-- start DATA SUPPLIED --

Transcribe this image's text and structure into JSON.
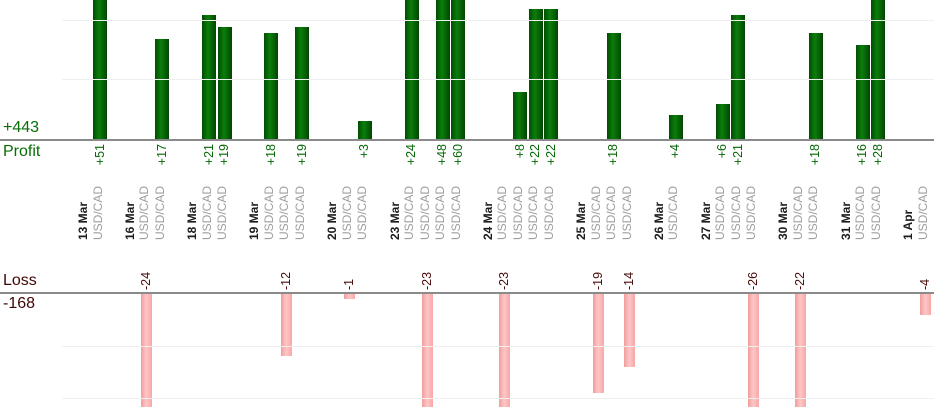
{
  "chart_data": {
    "type": "bar",
    "panels": {
      "profit": {
        "title": "Profit",
        "total": "+443"
      },
      "loss": {
        "title": "Loss",
        "total": "-168"
      }
    },
    "x_axis_dates": [
      "13 Mar",
      "16 Mar",
      "18 Mar",
      "19 Mar",
      "20 Mar",
      "23 Mar",
      "24 Mar",
      "25 Mar",
      "26 Mar",
      "27 Mar",
      "30 Mar",
      "31 Mar",
      "1 Apr"
    ],
    "profit_gridline_values": [
      10,
      20
    ],
    "loss_gridline_values": [
      -10,
      -20
    ],
    "trades": [
      {
        "date": "13 Mar",
        "symbol": "USD/CAD",
        "value": 51,
        "label": "+51"
      },
      {
        "date": "16 Mar",
        "symbol": "USD/CAD",
        "value": -24,
        "label": "-24"
      },
      {
        "date": "16 Mar",
        "symbol": "USD/CAD",
        "value": 17,
        "label": "+17"
      },
      {
        "date": "18 Mar",
        "symbol": "USD/CAD",
        "value": 21,
        "label": "+21"
      },
      {
        "date": "18 Mar",
        "symbol": "USD/CAD",
        "value": 19,
        "label": "+19"
      },
      {
        "date": "19 Mar",
        "symbol": "USD/CAD",
        "value": 18,
        "label": "+18"
      },
      {
        "date": "19 Mar",
        "symbol": "USD/CAD",
        "value": -12,
        "label": "-12"
      },
      {
        "date": "19 Mar",
        "symbol": "USD/CAD",
        "value": 19,
        "label": "+19"
      },
      {
        "date": "20 Mar",
        "symbol": "USD/CAD",
        "value": -1,
        "label": "-1"
      },
      {
        "date": "20 Mar",
        "symbol": "USD/CAD",
        "value": 3,
        "label": "+3"
      },
      {
        "date": "23 Mar",
        "symbol": "USD/CAD",
        "value": 24,
        "label": "+24"
      },
      {
        "date": "23 Mar",
        "symbol": "USD/CAD",
        "value": -23,
        "label": "-23"
      },
      {
        "date": "23 Mar",
        "symbol": "USD/CAD",
        "value": 48,
        "label": "+48"
      },
      {
        "date": "23 Mar",
        "symbol": "USD/CAD",
        "value": 60,
        "label": "+60"
      },
      {
        "date": "24 Mar",
        "symbol": "USD/CAD",
        "value": -23,
        "label": "-23"
      },
      {
        "date": "24 Mar",
        "symbol": "USD/CAD",
        "value": 8,
        "label": "+8"
      },
      {
        "date": "24 Mar",
        "symbol": "USD/CAD",
        "value": 22,
        "label": "+22"
      },
      {
        "date": "24 Mar",
        "symbol": "USD/CAD",
        "value": 22,
        "label": "+22"
      },
      {
        "date": "25 Mar",
        "symbol": "USD/CAD",
        "value": -19,
        "label": "-19"
      },
      {
        "date": "25 Mar",
        "symbol": "USD/CAD",
        "value": 18,
        "label": "+18"
      },
      {
        "date": "25 Mar",
        "symbol": "USD/CAD",
        "value": -14,
        "label": "-14"
      },
      {
        "date": "26 Mar",
        "symbol": "USD/CAD",
        "value": 4,
        "label": "+4"
      },
      {
        "date": "27 Mar",
        "symbol": "USD/CAD",
        "value": 6,
        "label": "+6"
      },
      {
        "date": "27 Mar",
        "symbol": "USD/CAD",
        "value": 21,
        "label": "+21"
      },
      {
        "date": "27 Mar",
        "symbol": "USD/CAD",
        "value": -26,
        "label": "-26"
      },
      {
        "date": "30 Mar",
        "symbol": "USD/CAD",
        "value": -22,
        "label": "-22"
      },
      {
        "date": "30 Mar",
        "symbol": "USD/CAD",
        "value": 18,
        "label": "+18"
      },
      {
        "date": "31 Mar",
        "symbol": "USD/CAD",
        "value": 16,
        "label": "+16"
      },
      {
        "date": "31 Mar",
        "symbol": "USD/CAD",
        "value": 28,
        "label": "+28"
      },
      {
        "date": "1 Apr",
        "symbol": "USD/CAD",
        "value": -4,
        "label": "-4"
      }
    ]
  }
}
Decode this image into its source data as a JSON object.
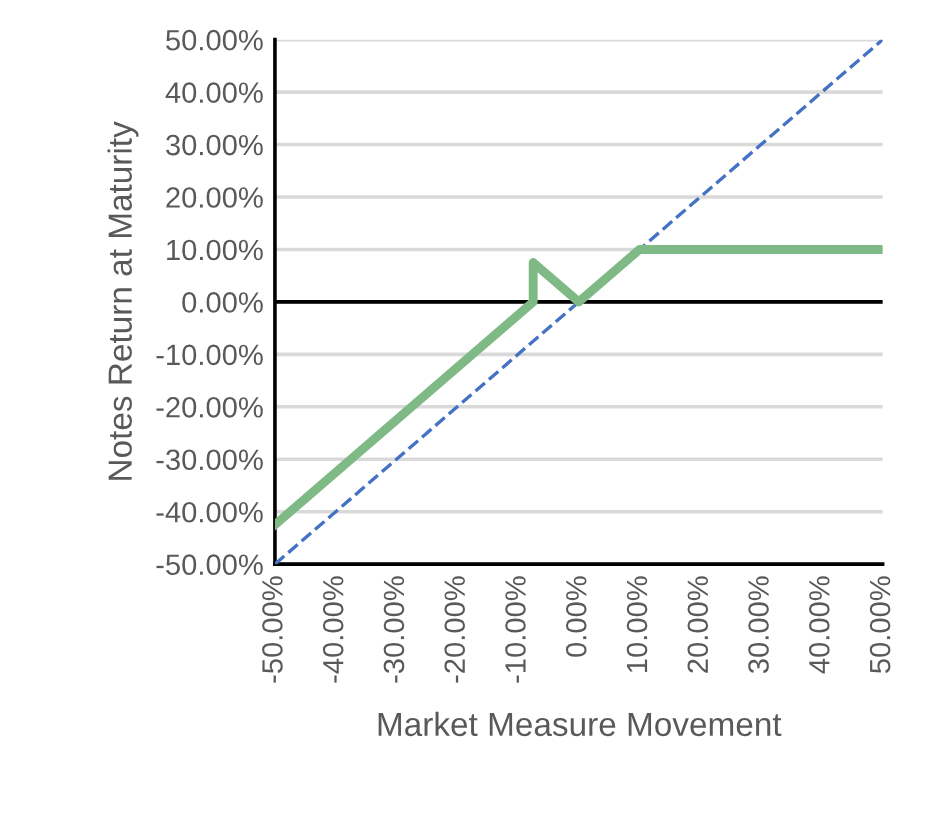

-- end DATA SUPPLIED --

STATED TASK
The material above holds pictures; copy everything else in it exactly.

COMPLETED TASK
Transcribe this image's text and structure into JSON.
{
  "chart_data": {
    "type": "bar",
    "panels": {
      "profit": {
        "title": "Profit",
        "total": "+443"
      },
      "loss": {
        "title": "Loss",
        "total": "-168"
      }
    },
    "x_axis_dates": [
      "13 Mar",
      "16 Mar",
      "18 Mar",
      "19 Mar",
      "20 Mar",
      "23 Mar",
      "24 Mar",
      "25 Mar",
      "26 Mar",
      "27 Mar",
      "30 Mar",
      "31 Mar",
      "1 Apr"
    ],
    "profit_gridline_values": [
      10,
      20
    ],
    "loss_gridline_values": [
      -10,
      -20
    ],
    "trades": [
      {
        "date": "13 Mar",
        "symbol": "USD/CAD",
        "value": 51,
        "label": "+51"
      },
      {
        "date": "16 Mar",
        "symbol": "USD/CAD",
        "value": -24,
        "label": "-24"
      },
      {
        "date": "16 Mar",
        "symbol": "USD/CAD",
        "value": 17,
        "label": "+17"
      },
      {
        "date": "18 Mar",
        "symbol": "USD/CAD",
        "value": 21,
        "label": "+21"
      },
      {
        "date": "18 Mar",
        "symbol": "USD/CAD",
        "value": 19,
        "label": "+19"
      },
      {
        "date": "19 Mar",
        "symbol": "USD/CAD",
        "value": 18,
        "label": "+18"
      },
      {
        "date": "19 Mar",
        "symbol": "USD/CAD",
        "value": -12,
        "label": "-12"
      },
      {
        "date": "19 Mar",
        "symbol": "USD/CAD",
        "value": 19,
        "label": "+19"
      },
      {
        "date": "20 Mar",
        "symbol": "USD/CAD",
        "value": -1,
        "label": "-1"
      },
      {
        "date": "20 Mar",
        "symbol": "USD/CAD",
        "value": 3,
        "label": "+3"
      },
      {
        "date": "23 Mar",
        "symbol": "USD/CAD",
        "value": 24,
        "label": "+24"
      },
      {
        "date": "23 Mar",
        "symbol": "USD/CAD",
        "value": -23,
        "label": "-23"
      },
      {
        "date": "23 Mar",
        "symbol": "USD/CAD",
        "value": 48,
        "label": "+48"
      },
      {
        "date": "23 Mar",
        "symbol": "USD/CAD",
        "value": 60,
        "label": "+60"
      },
      {
        "date": "24 Mar",
        "symbol": "USD/CAD",
        "value": -23,
        "label": "-23"
      },
      {
        "date": "24 Mar",
        "symbol": "USD/CAD",
        "value": 8,
        "label": "+8"
      },
      {
        "date": "24 Mar",
        "symbol": "USD/CAD",
        "value": 22,
        "label": "+22"
      },
      {
        "date": "24 Mar",
        "symbol": "USD/CAD",
        "value": 22,
        "label": "+22"
      },
      {
        "date": "25 Mar",
        "symbol": "USD/CAD",
        "value": -19,
        "label": "-19"
      },
      {
        "date": "25 Mar",
        "symbol": "USD/CAD",
        "value": 18,
        "label": "+18"
      },
      {
        "date": "25 Mar",
        "symbol": "USD/CAD",
        "value": -14,
        "label": "-14"
      },
      {
        "date": "26 Mar",
        "symbol": "USD/CAD",
        "value": 4,
        "label": "+4"
      },
      {
        "date": "27 Mar",
        "symbol": "USD/CAD",
        "value": 6,
        "label": "+6"
      },
      {
        "date": "27 Mar",
        "symbol": "USD/CAD",
        "value": 21,
        "label": "+21"
      },
      {
        "date": "27 Mar",
        "symbol": "USD/CAD",
        "value": -26,
        "label": "-26"
      },
      {
        "date": "30 Mar",
        "symbol": "USD/CAD",
        "value": -22,
        "label": "-22"
      },
      {
        "date": "30 Mar",
        "symbol": "USD/CAD",
        "value": 18,
        "label": "+18"
      },
      {
        "date": "31 Mar",
        "symbol": "USD/CAD",
        "value": 16,
        "label": "+16"
      },
      {
        "date": "31 Mar",
        "symbol": "USD/CAD",
        "value": 28,
        "label": "+28"
      },
      {
        "date": "1 Apr",
        "symbol": "USD/CAD",
        "value": -4,
        "label": "-4"
      }
    ]
  }
}
Decode this image into its source data as a JSON object.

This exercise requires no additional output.